Your task is to copy every line of the entries that contains "this".

------ Extracted information ------

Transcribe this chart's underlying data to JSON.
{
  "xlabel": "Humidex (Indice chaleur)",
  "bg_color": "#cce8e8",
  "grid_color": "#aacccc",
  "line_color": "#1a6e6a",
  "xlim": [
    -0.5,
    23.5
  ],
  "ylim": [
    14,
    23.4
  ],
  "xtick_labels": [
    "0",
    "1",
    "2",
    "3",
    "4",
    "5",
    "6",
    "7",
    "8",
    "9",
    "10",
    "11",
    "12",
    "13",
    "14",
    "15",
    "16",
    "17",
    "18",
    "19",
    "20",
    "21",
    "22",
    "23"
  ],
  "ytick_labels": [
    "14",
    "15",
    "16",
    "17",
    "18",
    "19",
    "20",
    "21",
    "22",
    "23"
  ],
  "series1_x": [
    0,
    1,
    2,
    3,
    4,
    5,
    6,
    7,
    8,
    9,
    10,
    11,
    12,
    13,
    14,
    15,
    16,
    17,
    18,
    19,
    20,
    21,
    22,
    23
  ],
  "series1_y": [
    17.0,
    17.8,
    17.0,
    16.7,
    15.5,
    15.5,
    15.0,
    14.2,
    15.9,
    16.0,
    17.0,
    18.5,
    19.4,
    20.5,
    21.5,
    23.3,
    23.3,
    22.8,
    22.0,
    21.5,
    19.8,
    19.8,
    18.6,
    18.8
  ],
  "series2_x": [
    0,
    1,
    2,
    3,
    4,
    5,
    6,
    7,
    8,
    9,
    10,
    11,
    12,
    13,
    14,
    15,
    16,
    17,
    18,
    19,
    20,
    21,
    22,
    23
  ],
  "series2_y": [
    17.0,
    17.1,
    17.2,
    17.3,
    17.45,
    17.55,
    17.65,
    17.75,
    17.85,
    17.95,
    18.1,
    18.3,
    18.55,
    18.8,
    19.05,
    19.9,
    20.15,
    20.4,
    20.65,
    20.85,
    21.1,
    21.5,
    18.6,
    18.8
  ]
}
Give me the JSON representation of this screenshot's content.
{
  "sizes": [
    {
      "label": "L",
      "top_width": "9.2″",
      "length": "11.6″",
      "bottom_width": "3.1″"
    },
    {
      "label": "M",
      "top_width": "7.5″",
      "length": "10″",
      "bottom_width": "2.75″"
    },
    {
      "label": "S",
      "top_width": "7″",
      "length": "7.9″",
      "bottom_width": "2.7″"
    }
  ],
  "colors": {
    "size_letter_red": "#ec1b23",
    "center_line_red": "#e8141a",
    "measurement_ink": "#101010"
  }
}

------

| Full answer |
Transcribe this chart's underlying data to JSON.
Give me the JSON representation of this screenshot's content.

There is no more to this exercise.